[Dataset records]
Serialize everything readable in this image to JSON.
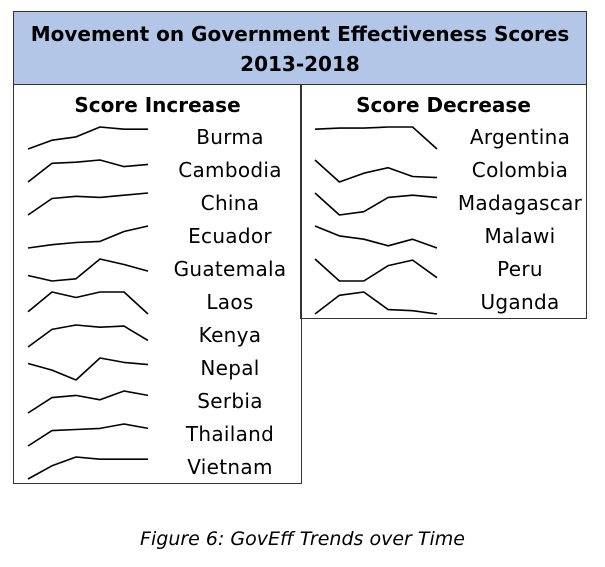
{
  "header": {
    "title_line1": "Movement on Government Effectiveness Scores",
    "title_line2": "2013-2018"
  },
  "caption": "Figure 6: GovEff Trends over Time",
  "chart_data": {
    "type": "line",
    "title": "Movement on Government Effectiveness Scores 2013-2018",
    "xlabel": "",
    "ylabel": "",
    "note": "Sparklines, one per country; values are relative shape readings (0 = lowest, 1 = highest) for 2013-2018, no axes printed",
    "grid": false,
    "line_color": "#000000",
    "groups": [
      {
        "name": "Score Increase",
        "series": [
          {
            "name": "Burma",
            "values": [
              0.0,
              0.4,
              0.55,
              1.0,
              0.9,
              0.9
            ]
          },
          {
            "name": "Cambodia",
            "values": [
              0.0,
              0.85,
              0.9,
              1.0,
              0.7,
              0.8
            ]
          },
          {
            "name": "China",
            "values": [
              0.0,
              0.75,
              0.85,
              0.8,
              0.9,
              1.0
            ]
          },
          {
            "name": "Ecuador",
            "values": [
              0.0,
              0.15,
              0.25,
              0.3,
              0.75,
              1.0
            ]
          },
          {
            "name": "Guatemala",
            "values": [
              0.25,
              0.0,
              0.1,
              1.0,
              0.75,
              0.45
            ]
          },
          {
            "name": "Laos",
            "values": [
              0.1,
              1.0,
              0.75,
              1.0,
              1.0,
              0.0
            ]
          },
          {
            "name": "Kenya",
            "values": [
              0.0,
              0.8,
              1.0,
              0.9,
              0.95,
              0.3
            ]
          },
          {
            "name": "Nepal",
            "values": [
              0.75,
              0.45,
              0.0,
              1.0,
              0.8,
              0.7
            ]
          },
          {
            "name": "Serbia",
            "values": [
              0.0,
              0.7,
              0.8,
              0.6,
              1.0,
              0.8
            ]
          },
          {
            "name": "Thailand",
            "values": [
              0.0,
              0.7,
              0.75,
              0.8,
              1.0,
              0.8
            ]
          },
          {
            "name": "Vietnam",
            "values": [
              0.0,
              0.6,
              1.0,
              0.9,
              0.9,
              0.9
            ]
          }
        ]
      },
      {
        "name": "Score Decrease",
        "series": [
          {
            "name": "Argentina",
            "values": [
              0.9,
              0.95,
              0.95,
              1.0,
              1.0,
              0.0
            ]
          },
          {
            "name": "Colombia",
            "values": [
              1.0,
              0.0,
              0.4,
              0.65,
              0.25,
              0.2
            ]
          },
          {
            "name": "Madagascar",
            "values": [
              1.0,
              0.0,
              0.15,
              0.8,
              0.9,
              0.8
            ]
          },
          {
            "name": "Malawi",
            "values": [
              1.0,
              0.55,
              0.4,
              0.1,
              0.4,
              0.0
            ]
          },
          {
            "name": "Peru",
            "values": [
              1.0,
              0.0,
              0.0,
              0.7,
              0.95,
              0.15
            ]
          },
          {
            "name": "Uganda",
            "values": [
              0.0,
              0.85,
              1.0,
              0.2,
              0.15,
              0.0
            ]
          }
        ]
      }
    ]
  }
}
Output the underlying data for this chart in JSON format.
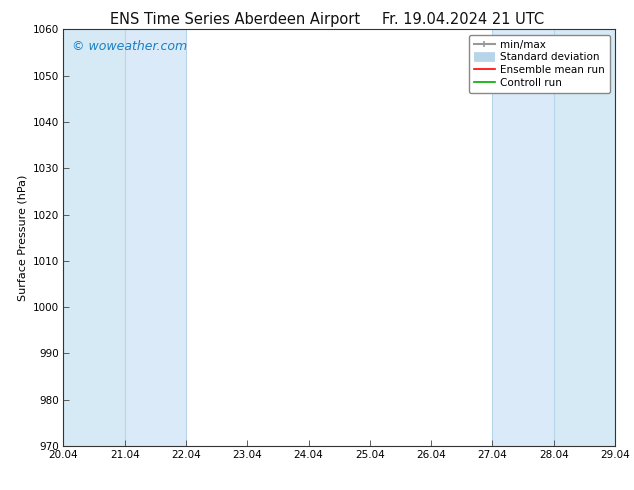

Instruction – Reproduce each entry precisely. Leave the pictures out.

Finished task –
Serialize everything readable in this image to JSON.
{
  "header": {
    "title_line1": "Movement on Government Effectiveness Scores",
    "title_line2": "2013-2018"
  },
  "caption": "Figure 6: GovEff Trends over Time",
  "chart_data": {
    "type": "line",
    "title": "Movement on Government Effectiveness Scores 2013-2018",
    "xlabel": "",
    "ylabel": "",
    "note": "Sparklines, one per country; values are relative shape readings (0 = lowest, 1 = highest) for 2013-2018, no axes printed",
    "grid": false,
    "line_color": "#000000",
    "groups": [
      {
        "name": "Score Increase",
        "series": [
          {
            "name": "Burma",
            "values": [
              0.0,
              0.4,
              0.55,
              1.0,
              0.9,
              0.9
            ]
          },
          {
            "name": "Cambodia",
            "values": [
              0.0,
              0.85,
              0.9,
              1.0,
              0.7,
              0.8
            ]
          },
          {
            "name": "China",
            "values": [
              0.0,
              0.75,
              0.85,
              0.8,
              0.9,
              1.0
            ]
          },
          {
            "name": "Ecuador",
            "values": [
              0.0,
              0.15,
              0.25,
              0.3,
              0.75,
              1.0
            ]
          },
          {
            "name": "Guatemala",
            "values": [
              0.25,
              0.0,
              0.1,
              1.0,
              0.75,
              0.45
            ]
          },
          {
            "name": "Laos",
            "values": [
              0.1,
              1.0,
              0.75,
              1.0,
              1.0,
              0.0
            ]
          },
          {
            "name": "Kenya",
            "values": [
              0.0,
              0.8,
              1.0,
              0.9,
              0.95,
              0.3
            ]
          },
          {
            "name": "Nepal",
            "values": [
              0.75,
              0.45,
              0.0,
              1.0,
              0.8,
              0.7
            ]
          },
          {
            "name": "Serbia",
            "values": [
              0.0,
              0.7,
              0.8,
              0.6,
              1.0,
              0.8
            ]
          },
          {
            "name": "Thailand",
            "values": [
              0.0,
              0.7,
              0.75,
              0.8,
              1.0,
              0.8
            ]
          },
          {
            "name": "Vietnam",
            "values": [
              0.0,
              0.6,
              1.0,
              0.9,
              0.9,
              0.9
            ]
          }
        ]
      },
      {
        "name": "Score Decrease",
        "series": [
          {
            "name": "Argentina",
            "values": [
              0.9,
              0.95,
              0.95,
              1.0,
              1.0,
              0.0
            ]
          },
          {
            "name": "Colombia",
            "values": [
              1.0,
              0.0,
              0.4,
              0.65,
              0.25,
              0.2
            ]
          },
          {
            "name": "Madagascar",
            "values": [
              1.0,
              0.0,
              0.15,
              0.8,
              0.9,
              0.8
            ]
          },
          {
            "name": "Malawi",
            "values": [
              1.0,
              0.55,
              0.4,
              0.1,
              0.4,
              0.0
            ]
          },
          {
            "name": "Peru",
            "values": [
              1.0,
              0.0,
              0.0,
              0.7,
              0.95,
              0.15
            ]
          },
          {
            "name": "Uganda",
            "values": [
              0.0,
              0.85,
              1.0,
              0.2,
              0.15,
              0.0
            ]
          }
        ]
      }
    ]
  }
}
Output the underlying data for this chart in JSON format.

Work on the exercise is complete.